(Directions for this task): In your copy, include every line of the records exactly and no picture at all.

Document understanding data:
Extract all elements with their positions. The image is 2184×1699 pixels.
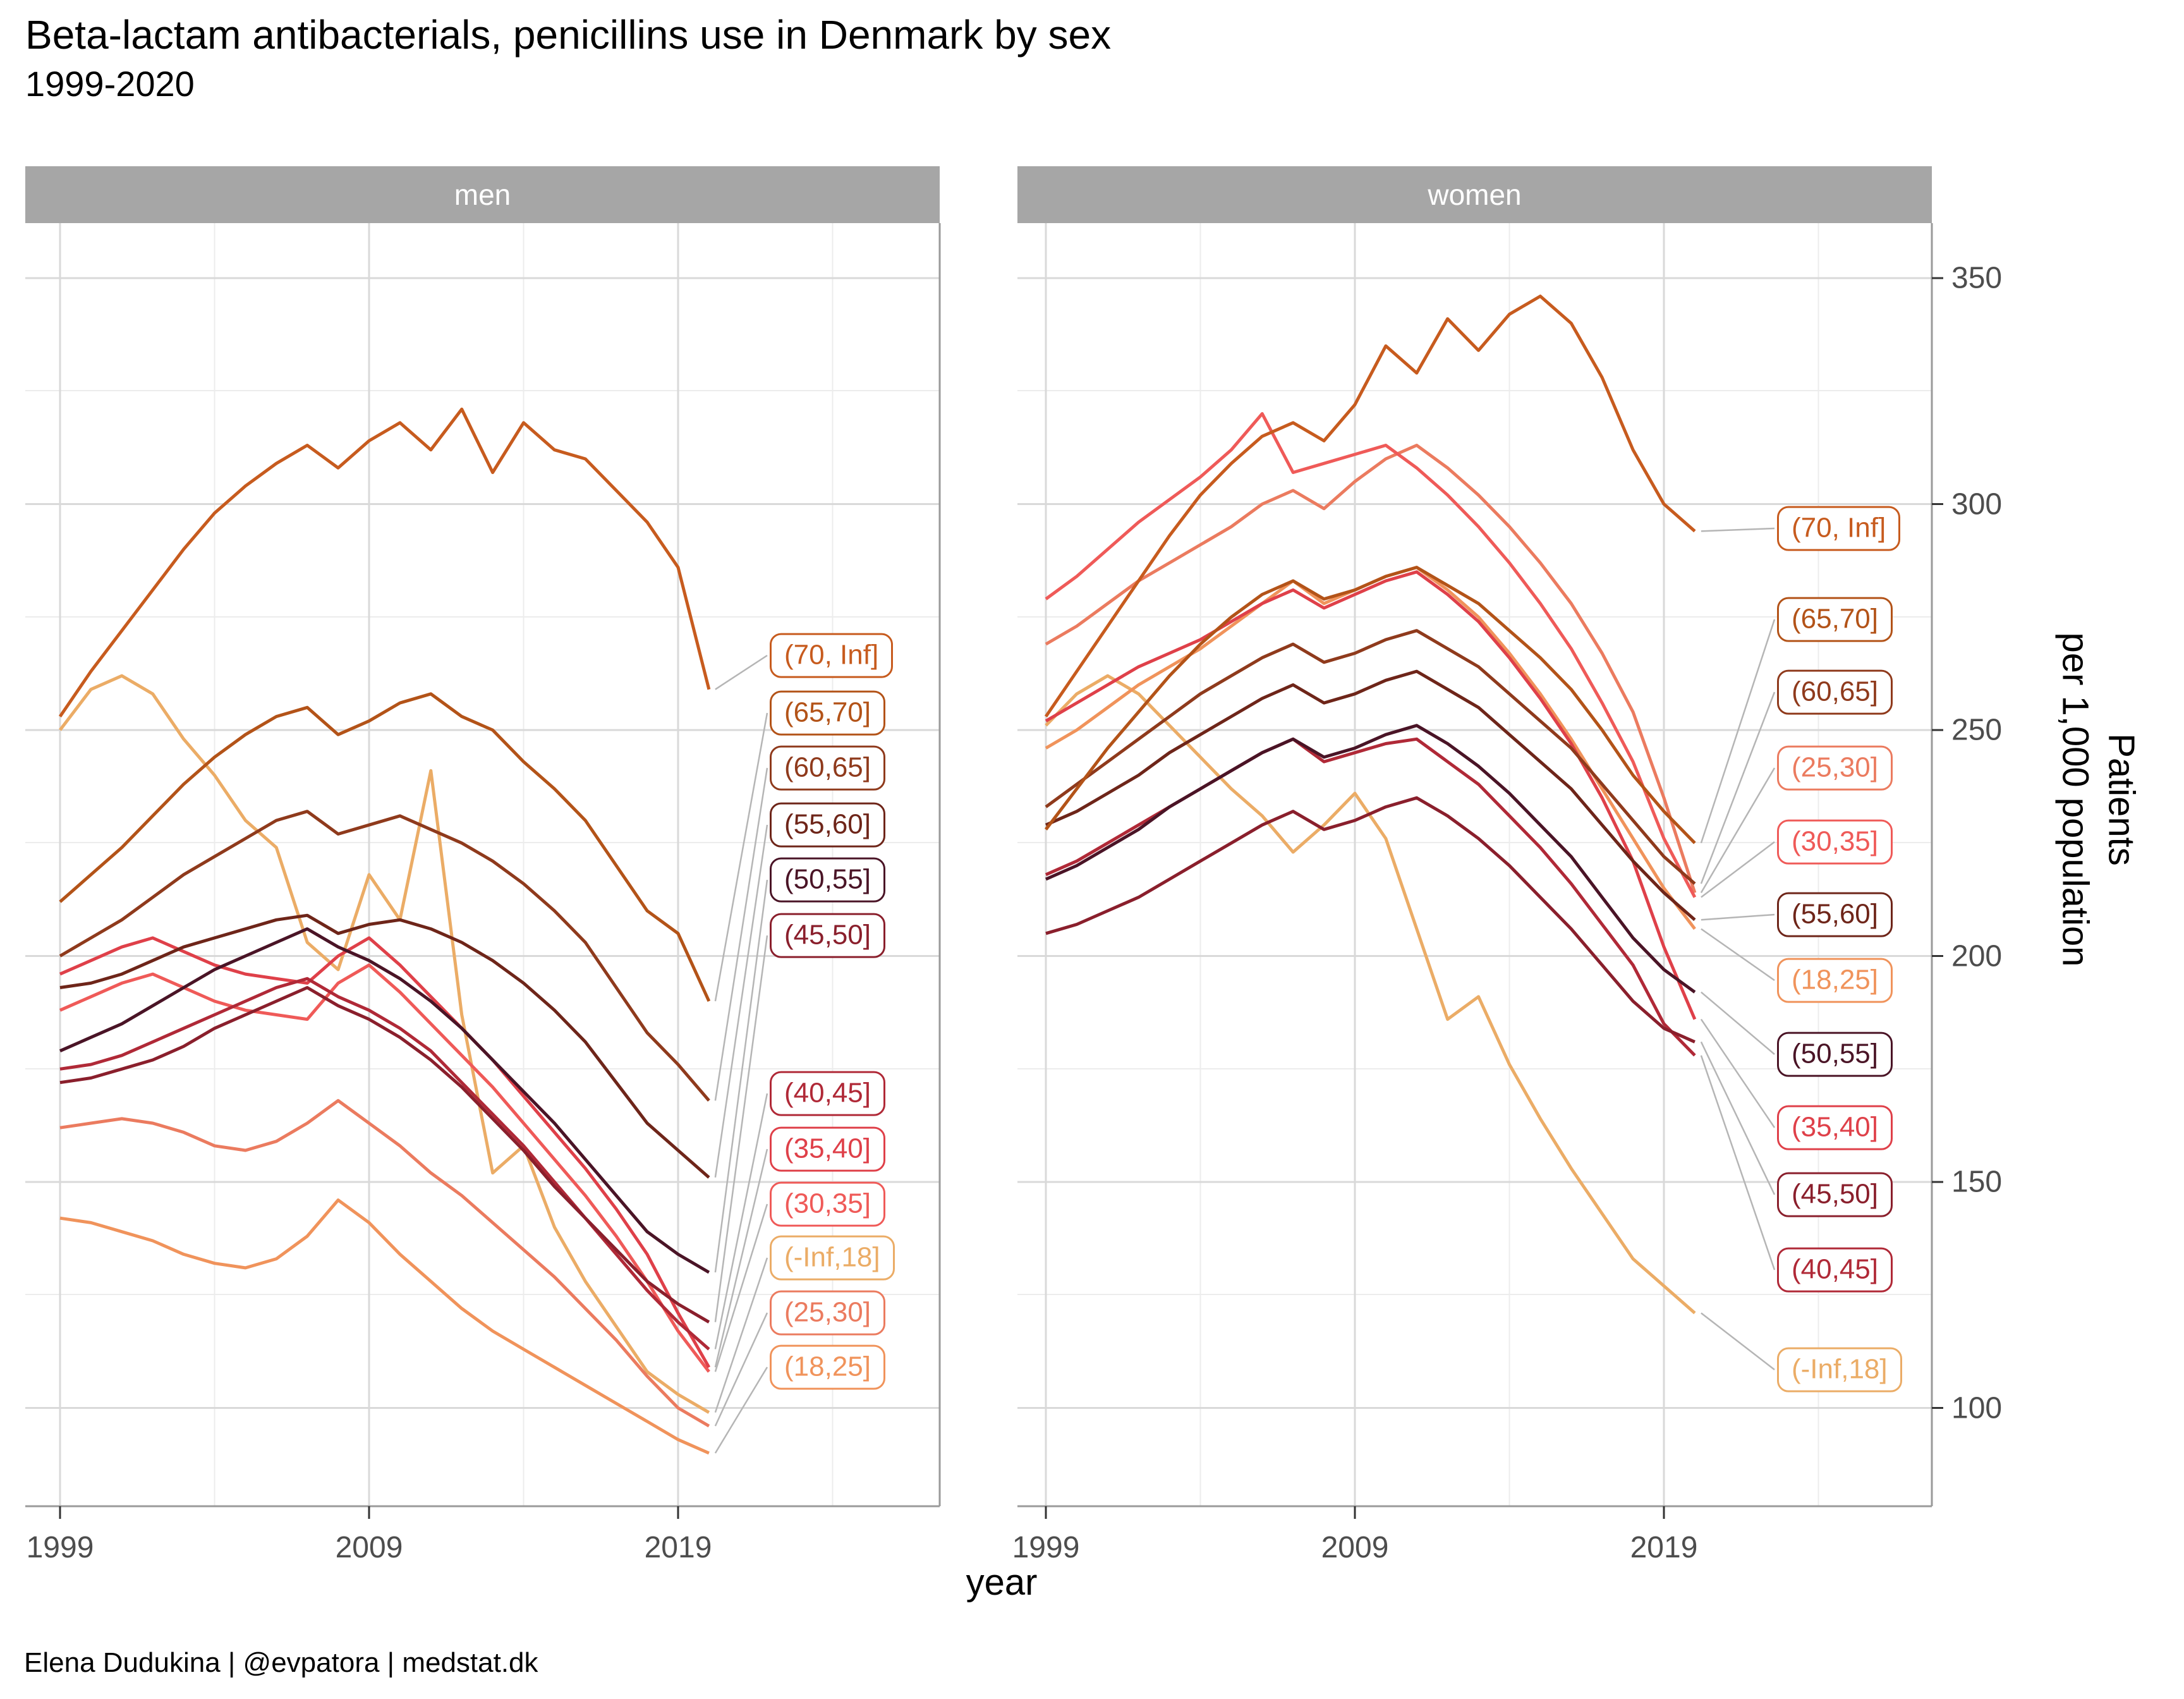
series-line-women-(35,40] — [1045, 570, 1697, 1020]
facet-strip-men-label: men — [454, 178, 511, 211]
label-leader-line — [714, 824, 768, 1178]
series-label-box-women-(40,45]: (40,45] — [1777, 1247, 1893, 1293]
label-leader-line — [1701, 991, 1775, 1055]
series-line-women-(70, Inf] — [1044, 295, 1696, 718]
series-label-box-men-(45,50]: (45,50] — [770, 913, 885, 958]
series-label-box-women-(50,55]: (50,55] — [1777, 1032, 1893, 1077]
series-line-women-(45,50] — [1045, 796, 1696, 1044]
label-leader-line — [1700, 1018, 1776, 1128]
facet-strip-women: women — [1017, 166, 1932, 223]
series-label-box-women-(25,30]: (25,30] — [1777, 745, 1893, 791]
y-tick-label: 250 — [1951, 713, 2003, 747]
series-line-men-(18,25] — [59, 1198, 710, 1455]
label-leader-line — [1700, 691, 1776, 884]
series-label-box-men-(35,40]: (35,40] — [770, 1126, 885, 1172]
panel-women — [1017, 223, 1932, 1506]
label-leader-line — [714, 712, 768, 1002]
y-axis-title: Patients per 1,000 population — [2053, 633, 2144, 967]
x-tick-label: 1999 — [26, 1531, 94, 1564]
label-leader-line — [715, 654, 768, 690]
series-label-box-men-(40,45]: (40,45] — [770, 1071, 885, 1116]
series-line-men-(25,30] — [59, 1099, 710, 1428]
label-leader-line — [1700, 767, 1776, 894]
y-tick-label: 150 — [1951, 1165, 2003, 1199]
series-line-men-(-Inf,18] — [59, 674, 710, 1414]
series-line-women-(65,70] — [1045, 566, 1696, 844]
series-label-box-men-(-Inf,18]: (-Inf,18] — [770, 1235, 895, 1281]
label-leader-line — [714, 879, 768, 1273]
series-line-men-(50,55] — [59, 927, 710, 1274]
series-line-women-(-Inf,18] — [1045, 674, 1696, 1315]
label-leader-line — [714, 1312, 768, 1427]
x-tick-label: 1999 — [1012, 1531, 1080, 1564]
facet-strip-women-label: women — [1428, 178, 1522, 211]
y-tick-label: 300 — [1951, 487, 2003, 521]
series-line-women-(40,45] — [1045, 737, 1696, 1057]
x-tick-label: 2019 — [1630, 1531, 1698, 1564]
series-line-men-(55,60] — [59, 913, 710, 1179]
label-leader-line — [1701, 1312, 1775, 1370]
series-label-box-women-(65,70]: (65,70] — [1777, 597, 1893, 642]
label-leader-line — [714, 1257, 768, 1413]
series-label-box-men-(50,55]: (50,55] — [770, 857, 885, 903]
label-leader-line — [1701, 527, 1775, 532]
label-leader-line — [714, 1093, 768, 1349]
label-leader-line — [714, 1367, 768, 1454]
series-label-box-men-(30,35]: (30,35] — [770, 1181, 885, 1227]
x-tick-label: 2019 — [644, 1531, 712, 1564]
series-line-men-(65,70] — [59, 692, 711, 1002]
y-tick-label: 100 — [1951, 1391, 2003, 1425]
label-leader-line — [1701, 841, 1775, 898]
label-leader-line — [714, 935, 768, 1322]
series-label-box-women-(30,35]: (30,35] — [1777, 819, 1893, 865]
series-label-box-women-(35,40]: (35,40] — [1777, 1105, 1893, 1150]
series-line-women-(55,60] — [1045, 669, 1696, 922]
series-label-box-men-(25,30]: (25,30] — [770, 1290, 885, 1336]
series-line-men-(45,50] — [59, 986, 710, 1324]
x-tick-label: 2009 — [1321, 1531, 1389, 1564]
y-tick-label: 200 — [1951, 939, 2003, 973]
series-label-box-men-(60,65]: (60,65] — [770, 745, 885, 791]
x-tick-label: 2009 — [335, 1531, 403, 1564]
y-axis-title-line2: per 1,000 population — [2055, 632, 2096, 967]
x-axis-title: year — [966, 1562, 1038, 1603]
series-line-men-(60,65] — [59, 810, 710, 1102]
y-tick-label: 350 — [1951, 261, 2003, 295]
series-line-women-(60,65] — [1045, 629, 1696, 885]
chart-subtitle: 1999-2020 — [25, 64, 195, 104]
caption: Elena Dudukina | @evpatora | medstat.dk — [24, 1647, 538, 1678]
label-leader-line — [1700, 1055, 1776, 1270]
label-leader-line — [1700, 619, 1776, 844]
series-line-women-(50,55] — [1045, 724, 1696, 994]
label-leader-line — [714, 1203, 768, 1372]
label-leader-line — [714, 1148, 768, 1368]
y-axis-title-line1: Patients — [2101, 733, 2142, 866]
series-label-box-men-(65,70]: (65,70] — [770, 690, 885, 736]
series-line-men-(30,35] — [59, 963, 710, 1373]
chart-title: Beta-lactam antibacterials, penicillins … — [25, 12, 1112, 58]
series-label-box-women-(70, Inf]: (70, Inf] — [1777, 506, 1901, 551]
series-label-box-women-(45,50]: (45,50] — [1777, 1172, 1893, 1217]
series-label-box-men-(18,25]: (18,25] — [770, 1344, 885, 1390]
series-line-men-(35,40] — [59, 936, 711, 1368]
label-leader-line — [1701, 928, 1775, 982]
series-line-men-(70, Inf] — [58, 407, 711, 718]
facet-strip-men: men — [25, 166, 940, 223]
series-label-box-men-(55,60]: (55,60] — [770, 802, 885, 848]
series-line-women-(25,30] — [1045, 444, 1697, 894]
series-label-box-women-(55,60]: (55,60] — [1777, 892, 1893, 937]
series-label-box-women-(-Inf,18]: (-Inf,18] — [1777, 1347, 1902, 1392]
label-leader-line — [714, 767, 768, 1101]
series-line-women-(30,35] — [1045, 412, 1697, 898]
series-label-box-women-(18,25]: (18,25] — [1777, 958, 1893, 1003]
series-label-box-women-(60,65]: (60,65] — [1777, 669, 1893, 715]
label-leader-line — [1701, 913, 1775, 921]
label-leader-line — [1700, 1041, 1776, 1195]
series-label-box-men-(70, Inf]: (70, Inf] — [770, 633, 894, 678]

(Result for this exercise):
Extract all elements with their positions. The image is 2184×1699 pixels.
series-line-women-(35,40] — [1045, 570, 1697, 1020]
facet-strip-men-label: men — [454, 178, 511, 211]
label-leader-line — [714, 824, 768, 1178]
series-label-box-women-(40,45]: (40,45] — [1777, 1247, 1893, 1293]
label-leader-line — [1701, 991, 1775, 1055]
series-line-women-(70, Inf] — [1044, 295, 1696, 718]
series-label-box-men-(45,50]: (45,50] — [770, 913, 885, 958]
series-label-box-women-(50,55]: (50,55] — [1777, 1032, 1893, 1077]
series-line-women-(45,50] — [1045, 796, 1696, 1044]
label-leader-line — [1700, 1018, 1776, 1128]
facet-strip-women: women — [1017, 166, 1932, 223]
series-label-box-women-(25,30]: (25,30] — [1777, 745, 1893, 791]
y-tick-label: 250 — [1951, 713, 2003, 747]
series-line-men-(18,25] — [59, 1198, 710, 1455]
label-leader-line — [1700, 691, 1776, 884]
series-label-box-men-(35,40]: (35,40] — [770, 1126, 885, 1172]
panel-women — [1017, 223, 1932, 1506]
label-leader-line — [714, 712, 768, 1002]
y-axis-title: Patients per 1,000 population — [2053, 633, 2144, 967]
x-tick-label: 1999 — [26, 1531, 94, 1564]
label-leader-line — [715, 654, 768, 690]
series-label-box-men-(40,45]: (40,45] — [770, 1071, 885, 1116]
series-line-men-(25,30] — [59, 1099, 710, 1428]
label-leader-line — [1700, 767, 1776, 894]
y-tick-label: 150 — [1951, 1165, 2003, 1199]
series-line-men-(-Inf,18] — [59, 674, 710, 1414]
series-line-women-(65,70] — [1045, 566, 1696, 844]
series-label-box-men-(-Inf,18]: (-Inf,18] — [770, 1235, 895, 1281]
label-leader-line — [714, 879, 768, 1273]
series-line-men-(50,55] — [59, 927, 710, 1274]
series-line-women-(-Inf,18] — [1045, 674, 1696, 1315]
label-leader-line — [714, 1312, 768, 1427]
x-tick-label: 1999 — [1012, 1531, 1080, 1564]
facet-strip-women-label: women — [1428, 178, 1522, 211]
y-tick-label: 300 — [1951, 487, 2003, 521]
series-line-women-(40,45] — [1045, 737, 1696, 1057]
x-tick-label: 2019 — [1630, 1531, 1698, 1564]
series-line-men-(55,60] — [59, 913, 710, 1179]
label-leader-line — [1701, 1312, 1775, 1370]
series-label-box-women-(65,70]: (65,70] — [1777, 597, 1893, 642]
label-leader-line — [714, 1257, 768, 1413]
series-label-box-men-(50,55]: (50,55] — [770, 857, 885, 903]
label-leader-line — [1701, 527, 1775, 532]
label-leader-line — [714, 1093, 768, 1349]
label-leader-line — [714, 1367, 768, 1454]
series-label-box-men-(30,35]: (30,35] — [770, 1181, 885, 1227]
x-tick-label: 2019 — [644, 1531, 712, 1564]
series-line-men-(65,70] — [59, 692, 711, 1002]
y-tick-label: 100 — [1951, 1391, 2003, 1425]
label-leader-line — [1701, 841, 1775, 898]
label-leader-line — [714, 935, 768, 1322]
series-label-box-women-(30,35]: (30,35] — [1777, 819, 1893, 865]
series-label-box-women-(35,40]: (35,40] — [1777, 1105, 1893, 1150]
series-line-women-(55,60] — [1045, 669, 1696, 922]
series-label-box-men-(25,30]: (25,30] — [770, 1290, 885, 1336]
series-line-men-(45,50] — [59, 986, 710, 1324]
x-tick-label: 2009 — [1321, 1531, 1389, 1564]
y-tick-label: 200 — [1951, 939, 2003, 973]
series-label-box-men-(60,65]: (60,65] — [770, 745, 885, 791]
x-tick-label: 2009 — [335, 1531, 403, 1564]
y-axis-title-line2: per 1,000 population — [2055, 632, 2096, 967]
x-axis-title: year — [966, 1562, 1038, 1603]
series-line-men-(60,65] — [59, 810, 710, 1102]
y-tick-label: 350 — [1951, 261, 2003, 295]
series-line-women-(60,65] — [1045, 629, 1696, 885]
chart-subtitle: 1999-2020 — [25, 64, 195, 104]
caption: Elena Dudukina | @evpatora | medstat.dk — [24, 1647, 538, 1678]
label-leader-line — [1700, 1055, 1776, 1270]
label-leader-line — [1700, 619, 1776, 844]
series-line-women-(50,55] — [1045, 724, 1696, 994]
label-leader-line — [714, 1203, 768, 1372]
label-leader-line — [714, 1148, 768, 1368]
y-axis-title-line1: Patients — [2101, 733, 2142, 866]
series-label-box-men-(65,70]: (65,70] — [770, 690, 885, 736]
series-line-men-(30,35] — [59, 963, 710, 1373]
chart-title: Beta-lactam antibacterials, penicillins … — [25, 12, 1112, 58]
series-label-box-women-(70, Inf]: (70, Inf] — [1777, 506, 1901, 551]
series-label-box-women-(45,50]: (45,50] — [1777, 1172, 1893, 1217]
series-label-box-men-(18,25]: (18,25] — [770, 1344, 885, 1390]
series-line-men-(35,40] — [59, 936, 711, 1368]
label-leader-line — [1701, 928, 1775, 982]
series-line-men-(70, Inf] — [58, 407, 711, 718]
facet-strip-men: men — [25, 166, 940, 223]
series-label-box-men-(55,60]: (55,60] — [770, 802, 885, 848]
series-line-women-(25,30] — [1045, 444, 1697, 894]
series-label-box-women-(55,60]: (55,60] — [1777, 892, 1893, 937]
series-label-box-women-(-Inf,18]: (-Inf,18] — [1777, 1347, 1902, 1392]
label-leader-line — [714, 767, 768, 1101]
series-line-women-(30,35] — [1045, 412, 1697, 898]
series-label-box-women-(18,25]: (18,25] — [1777, 958, 1893, 1003]
series-label-box-women-(60,65]: (60,65] — [1777, 669, 1893, 715]
label-leader-line — [1701, 913, 1775, 921]
label-leader-line — [1700, 1041, 1776, 1195]
series-label-box-men-(70, Inf]: (70, Inf] — [770, 633, 894, 678]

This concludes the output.